**Task objective:**
Can you retype the data from its very first line through the line containing "save-icon[interactable]: 💾 bbox=[351, 279, 364, 293]", both ends included, with every character unchanged?

'''

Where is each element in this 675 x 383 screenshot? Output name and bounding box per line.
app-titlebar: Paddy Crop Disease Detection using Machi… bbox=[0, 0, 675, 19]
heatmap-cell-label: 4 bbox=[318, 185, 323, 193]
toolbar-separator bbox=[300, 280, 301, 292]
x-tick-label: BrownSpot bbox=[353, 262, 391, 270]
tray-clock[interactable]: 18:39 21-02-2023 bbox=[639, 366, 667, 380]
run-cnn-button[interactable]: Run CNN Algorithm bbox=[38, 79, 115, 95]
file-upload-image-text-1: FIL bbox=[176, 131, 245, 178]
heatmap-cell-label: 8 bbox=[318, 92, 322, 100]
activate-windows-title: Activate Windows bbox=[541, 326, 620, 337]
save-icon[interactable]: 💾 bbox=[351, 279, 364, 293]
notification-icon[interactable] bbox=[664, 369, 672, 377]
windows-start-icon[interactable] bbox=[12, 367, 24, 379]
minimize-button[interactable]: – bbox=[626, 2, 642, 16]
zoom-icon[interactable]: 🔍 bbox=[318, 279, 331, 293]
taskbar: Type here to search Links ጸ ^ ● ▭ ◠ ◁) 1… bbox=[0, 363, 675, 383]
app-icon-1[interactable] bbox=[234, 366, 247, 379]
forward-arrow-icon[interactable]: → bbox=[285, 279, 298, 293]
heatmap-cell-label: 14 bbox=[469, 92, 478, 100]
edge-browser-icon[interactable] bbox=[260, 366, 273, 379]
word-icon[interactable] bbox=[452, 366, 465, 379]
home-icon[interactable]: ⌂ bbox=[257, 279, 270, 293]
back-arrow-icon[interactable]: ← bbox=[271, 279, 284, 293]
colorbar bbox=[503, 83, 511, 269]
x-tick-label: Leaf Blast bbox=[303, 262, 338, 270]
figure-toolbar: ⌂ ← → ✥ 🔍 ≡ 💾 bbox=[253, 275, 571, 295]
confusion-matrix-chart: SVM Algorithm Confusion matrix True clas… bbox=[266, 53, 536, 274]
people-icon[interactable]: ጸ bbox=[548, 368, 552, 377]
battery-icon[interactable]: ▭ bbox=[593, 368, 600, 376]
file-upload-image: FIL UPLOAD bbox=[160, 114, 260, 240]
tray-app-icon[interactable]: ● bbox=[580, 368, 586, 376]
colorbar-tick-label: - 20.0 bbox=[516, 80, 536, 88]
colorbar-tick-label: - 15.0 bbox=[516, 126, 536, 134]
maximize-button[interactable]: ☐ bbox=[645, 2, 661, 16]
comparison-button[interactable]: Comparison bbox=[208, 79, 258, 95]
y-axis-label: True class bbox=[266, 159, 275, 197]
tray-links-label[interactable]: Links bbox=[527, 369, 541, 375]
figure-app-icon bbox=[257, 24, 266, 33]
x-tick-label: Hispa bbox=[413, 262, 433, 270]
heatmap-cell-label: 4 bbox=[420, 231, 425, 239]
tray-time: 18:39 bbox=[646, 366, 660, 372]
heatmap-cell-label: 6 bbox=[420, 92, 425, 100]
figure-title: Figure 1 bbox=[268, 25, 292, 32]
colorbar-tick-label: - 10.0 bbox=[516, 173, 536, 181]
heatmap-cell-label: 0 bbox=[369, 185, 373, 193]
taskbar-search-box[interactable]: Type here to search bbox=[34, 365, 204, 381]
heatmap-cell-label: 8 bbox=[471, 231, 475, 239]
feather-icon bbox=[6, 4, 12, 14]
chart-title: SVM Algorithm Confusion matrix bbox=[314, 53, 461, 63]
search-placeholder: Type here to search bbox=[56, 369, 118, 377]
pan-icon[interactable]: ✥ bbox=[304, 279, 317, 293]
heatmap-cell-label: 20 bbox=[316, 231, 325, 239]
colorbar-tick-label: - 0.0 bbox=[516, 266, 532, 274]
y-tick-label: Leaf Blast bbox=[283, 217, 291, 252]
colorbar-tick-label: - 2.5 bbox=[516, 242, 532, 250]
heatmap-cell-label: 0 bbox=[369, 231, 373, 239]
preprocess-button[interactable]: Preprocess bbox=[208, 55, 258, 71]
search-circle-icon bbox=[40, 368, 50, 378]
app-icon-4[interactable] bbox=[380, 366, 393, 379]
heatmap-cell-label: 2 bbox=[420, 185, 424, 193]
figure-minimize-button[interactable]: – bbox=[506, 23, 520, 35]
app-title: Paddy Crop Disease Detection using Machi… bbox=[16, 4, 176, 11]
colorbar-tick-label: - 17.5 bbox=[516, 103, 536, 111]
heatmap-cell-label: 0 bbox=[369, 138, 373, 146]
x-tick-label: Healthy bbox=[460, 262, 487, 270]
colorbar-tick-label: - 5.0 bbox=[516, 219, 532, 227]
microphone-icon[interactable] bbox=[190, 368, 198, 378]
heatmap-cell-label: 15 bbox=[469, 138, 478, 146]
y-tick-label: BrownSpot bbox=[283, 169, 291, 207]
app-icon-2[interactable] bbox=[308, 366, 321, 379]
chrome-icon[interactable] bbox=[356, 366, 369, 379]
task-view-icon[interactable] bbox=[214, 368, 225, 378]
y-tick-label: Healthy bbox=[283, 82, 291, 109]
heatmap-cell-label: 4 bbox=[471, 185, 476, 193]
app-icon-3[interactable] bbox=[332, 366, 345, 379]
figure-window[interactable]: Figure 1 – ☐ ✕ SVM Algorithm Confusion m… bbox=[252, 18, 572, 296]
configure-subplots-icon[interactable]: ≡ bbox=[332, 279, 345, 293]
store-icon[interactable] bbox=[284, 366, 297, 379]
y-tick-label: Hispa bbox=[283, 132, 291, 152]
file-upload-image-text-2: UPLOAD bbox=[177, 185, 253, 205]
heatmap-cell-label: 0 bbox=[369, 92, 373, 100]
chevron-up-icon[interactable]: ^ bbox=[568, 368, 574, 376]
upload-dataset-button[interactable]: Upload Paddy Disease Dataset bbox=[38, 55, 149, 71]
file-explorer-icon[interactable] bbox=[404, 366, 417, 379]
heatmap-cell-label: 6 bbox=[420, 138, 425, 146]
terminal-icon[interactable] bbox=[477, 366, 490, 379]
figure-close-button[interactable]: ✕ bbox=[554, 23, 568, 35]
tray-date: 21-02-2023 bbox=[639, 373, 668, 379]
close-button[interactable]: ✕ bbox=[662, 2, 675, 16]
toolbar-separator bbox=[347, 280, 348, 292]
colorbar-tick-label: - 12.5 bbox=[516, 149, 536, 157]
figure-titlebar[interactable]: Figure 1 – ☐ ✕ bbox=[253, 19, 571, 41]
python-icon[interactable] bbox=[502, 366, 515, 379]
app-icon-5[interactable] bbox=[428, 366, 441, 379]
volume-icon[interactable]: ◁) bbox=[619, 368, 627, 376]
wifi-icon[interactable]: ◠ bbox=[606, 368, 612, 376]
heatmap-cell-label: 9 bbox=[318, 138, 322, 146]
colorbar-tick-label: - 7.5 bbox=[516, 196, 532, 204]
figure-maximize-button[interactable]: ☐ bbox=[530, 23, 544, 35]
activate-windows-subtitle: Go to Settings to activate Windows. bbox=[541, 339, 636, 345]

'''

**Response to the exercise:**
Where is each element in this 675 x 383 screenshot? Output name and bounding box per line.
app-titlebar: Paddy Crop Disease Detection using Machi… bbox=[0, 0, 675, 19]
heatmap-cell-label: 4 bbox=[318, 185, 323, 193]
toolbar-separator bbox=[300, 280, 301, 292]
x-tick-label: BrownSpot bbox=[353, 262, 391, 270]
tray-clock[interactable]: 18:39 21-02-2023 bbox=[639, 366, 667, 380]
run-cnn-button[interactable]: Run CNN Algorithm bbox=[38, 79, 115, 95]
file-upload-image-text-1: FIL bbox=[176, 131, 245, 178]
heatmap-cell-label: 8 bbox=[318, 92, 322, 100]
activate-windows-title: Activate Windows bbox=[541, 326, 620, 337]
save-icon[interactable]: 💾 bbox=[351, 279, 364, 293]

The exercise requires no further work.